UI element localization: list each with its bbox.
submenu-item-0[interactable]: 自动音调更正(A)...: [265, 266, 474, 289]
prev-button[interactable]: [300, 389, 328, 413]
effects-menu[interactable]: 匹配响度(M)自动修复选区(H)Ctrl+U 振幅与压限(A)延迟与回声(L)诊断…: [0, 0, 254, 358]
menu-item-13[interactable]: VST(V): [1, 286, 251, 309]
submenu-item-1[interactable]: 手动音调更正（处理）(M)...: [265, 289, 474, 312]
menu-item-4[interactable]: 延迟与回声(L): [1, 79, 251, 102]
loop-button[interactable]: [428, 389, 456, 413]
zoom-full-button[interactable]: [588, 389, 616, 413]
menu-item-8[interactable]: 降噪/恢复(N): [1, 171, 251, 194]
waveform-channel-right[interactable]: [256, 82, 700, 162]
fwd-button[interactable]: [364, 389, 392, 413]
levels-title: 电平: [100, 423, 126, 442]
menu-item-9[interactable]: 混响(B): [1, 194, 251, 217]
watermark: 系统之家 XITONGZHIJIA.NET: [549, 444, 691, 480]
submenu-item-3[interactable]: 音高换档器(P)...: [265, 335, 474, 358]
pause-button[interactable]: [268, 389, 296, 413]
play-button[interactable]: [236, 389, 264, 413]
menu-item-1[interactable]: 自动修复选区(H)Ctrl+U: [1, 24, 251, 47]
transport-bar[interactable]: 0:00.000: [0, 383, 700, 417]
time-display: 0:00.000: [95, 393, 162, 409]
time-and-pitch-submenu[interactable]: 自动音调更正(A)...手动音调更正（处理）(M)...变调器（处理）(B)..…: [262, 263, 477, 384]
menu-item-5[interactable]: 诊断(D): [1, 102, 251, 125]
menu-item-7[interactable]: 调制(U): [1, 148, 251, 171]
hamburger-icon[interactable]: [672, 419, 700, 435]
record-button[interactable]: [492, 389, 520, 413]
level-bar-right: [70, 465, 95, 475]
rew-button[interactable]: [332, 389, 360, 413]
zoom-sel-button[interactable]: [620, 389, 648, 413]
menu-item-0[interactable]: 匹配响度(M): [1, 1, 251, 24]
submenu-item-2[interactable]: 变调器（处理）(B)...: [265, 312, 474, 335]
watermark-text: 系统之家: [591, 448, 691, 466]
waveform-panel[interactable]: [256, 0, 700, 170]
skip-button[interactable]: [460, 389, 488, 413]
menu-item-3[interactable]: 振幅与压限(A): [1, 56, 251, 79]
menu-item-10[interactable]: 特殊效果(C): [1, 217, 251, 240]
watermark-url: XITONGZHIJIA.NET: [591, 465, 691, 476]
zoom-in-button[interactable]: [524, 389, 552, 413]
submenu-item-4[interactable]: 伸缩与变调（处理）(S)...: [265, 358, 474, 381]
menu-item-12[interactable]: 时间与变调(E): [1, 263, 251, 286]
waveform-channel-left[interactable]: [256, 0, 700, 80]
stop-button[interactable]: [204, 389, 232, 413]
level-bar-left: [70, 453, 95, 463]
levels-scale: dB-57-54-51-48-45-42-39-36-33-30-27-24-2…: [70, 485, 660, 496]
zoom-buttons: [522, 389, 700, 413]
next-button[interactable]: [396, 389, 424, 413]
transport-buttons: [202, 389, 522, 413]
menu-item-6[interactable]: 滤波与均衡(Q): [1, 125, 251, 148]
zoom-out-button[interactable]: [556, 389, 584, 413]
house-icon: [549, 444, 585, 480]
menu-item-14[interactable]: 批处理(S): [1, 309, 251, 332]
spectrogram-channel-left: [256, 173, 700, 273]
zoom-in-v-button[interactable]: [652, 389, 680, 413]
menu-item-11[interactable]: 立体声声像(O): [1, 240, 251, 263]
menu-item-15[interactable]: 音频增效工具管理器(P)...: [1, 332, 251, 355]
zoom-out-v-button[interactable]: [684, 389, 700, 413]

# # # # #

- _Exercise details_
Convert the data above into a numbered list, omitting any blank lines.

- _Finished answer_
1. UI element localization: list each with its bbox.
2. submenu-item-0[interactable]: 自动音调更正(A)...: [265, 266, 474, 289]
3. prev-button[interactable]: [300, 389, 328, 413]
4. effects-menu[interactable]: 匹配响度(M)自动修复选区(H)Ctrl+U 振幅与压限(A)延迟与回声(L)诊断…: [0, 0, 254, 358]
5. menu-item-13[interactable]: VST(V): [1, 286, 251, 309]
6. submenu-item-1[interactable]: 手动音调更正（处理）(M)...: [265, 289, 474, 312]
7. menu-item-4[interactable]: 延迟与回声(L): [1, 79, 251, 102]
8. loop-button[interactable]: [428, 389, 456, 413]
9. zoom-full-button[interactable]: [588, 389, 616, 413]
10. menu-item-8[interactable]: 降噪/恢复(N): [1, 171, 251, 194]
11. waveform-channel-right[interactable]: [256, 82, 700, 162]
12. fwd-button[interactable]: [364, 389, 392, 413]
13. levels-title: 电平: [100, 423, 126, 442]
14. menu-item-9[interactable]: 混响(B): [1, 194, 251, 217]
15. watermark: 系统之家 XITONGZHIJIA.NET: [549, 444, 691, 480]
16. submenu-item-3[interactable]: 音高换档器(P)...: [265, 335, 474, 358]
17. pause-button[interactable]: [268, 389, 296, 413]
18. play-button[interactable]: [236, 389, 264, 413]
19. menu-item-1[interactable]: 自动修复选区(H)Ctrl+U: [1, 24, 251, 47]
20. transport-bar[interactable]: 0:00.000: [0, 383, 700, 417]
21. time-display: 0:00.000: [95, 393, 162, 409]
22. time-and-pitch-submenu[interactable]: 自动音调更正(A)...手动音调更正（处理）(M)...变调器（处理）(B)..…: [262, 263, 477, 384]
23. menu-item-5[interactable]: 诊断(D): [1, 102, 251, 125]
24. menu-item-7[interactable]: 调制(U): [1, 148, 251, 171]
25. hamburger-icon[interactable]: [672, 419, 700, 435]
26. record-button[interactable]: [492, 389, 520, 413]
27. level-bar-right: [70, 465, 95, 475]
28. rew-button[interactable]: [332, 389, 360, 413]
29. zoom-sel-button[interactable]: [620, 389, 648, 413]
30. menu-item-0[interactable]: 匹配响度(M): [1, 1, 251, 24]
31. submenu-item-2[interactable]: 变调器（处理）(B)...: [265, 312, 474, 335]
32. watermark-text: 系统之家: [591, 448, 691, 466]
33. waveform-panel[interactable]: [256, 0, 700, 170]
34. skip-button[interactable]: [460, 389, 488, 413]
35. menu-item-3[interactable]: 振幅与压限(A): [1, 56, 251, 79]
36. menu-item-10[interactable]: 特殊效果(C): [1, 217, 251, 240]
37. watermark-url: XITONGZHIJIA.NET: [591, 465, 691, 476]
38. zoom-in-button[interactable]: [524, 389, 552, 413]
39. submenu-item-4[interactable]: 伸缩与变调（处理）(S)...: [265, 358, 474, 381]
40. menu-item-12[interactable]: 时间与变调(E): [1, 263, 251, 286]
41. waveform-channel-left[interactable]: [256, 0, 700, 80]
42. stop-button[interactable]: [204, 389, 232, 413]
43. level-bar-left: [70, 453, 95, 463]
44. levels-scale: dB-57-54-51-48-45-42-39-36-33-30-27-24-2…: [70, 485, 660, 496]
45. zoom-buttons: [522, 389, 700, 413]
46. next-button[interactable]: [396, 389, 424, 413]
47. transport-buttons: [202, 389, 522, 413]
48. menu-item-6[interactable]: 滤波与均衡(Q): [1, 125, 251, 148]
49. zoom-out-button[interactable]: [556, 389, 584, 413]
50. house-icon: [549, 444, 585, 480]
51. menu-item-14[interactable]: 批处理(S): [1, 309, 251, 332]
52. spectrogram-channel-left: [256, 173, 700, 273]
53. zoom-in-v-button[interactable]: [652, 389, 680, 413]
54. menu-item-11[interactable]: 立体声声像(O): [1, 240, 251, 263]
55. menu-item-15[interactable]: 音频增效工具管理器(P)...: [1, 332, 251, 355]
56. zoom-out-v-button[interactable]: [684, 389, 700, 413]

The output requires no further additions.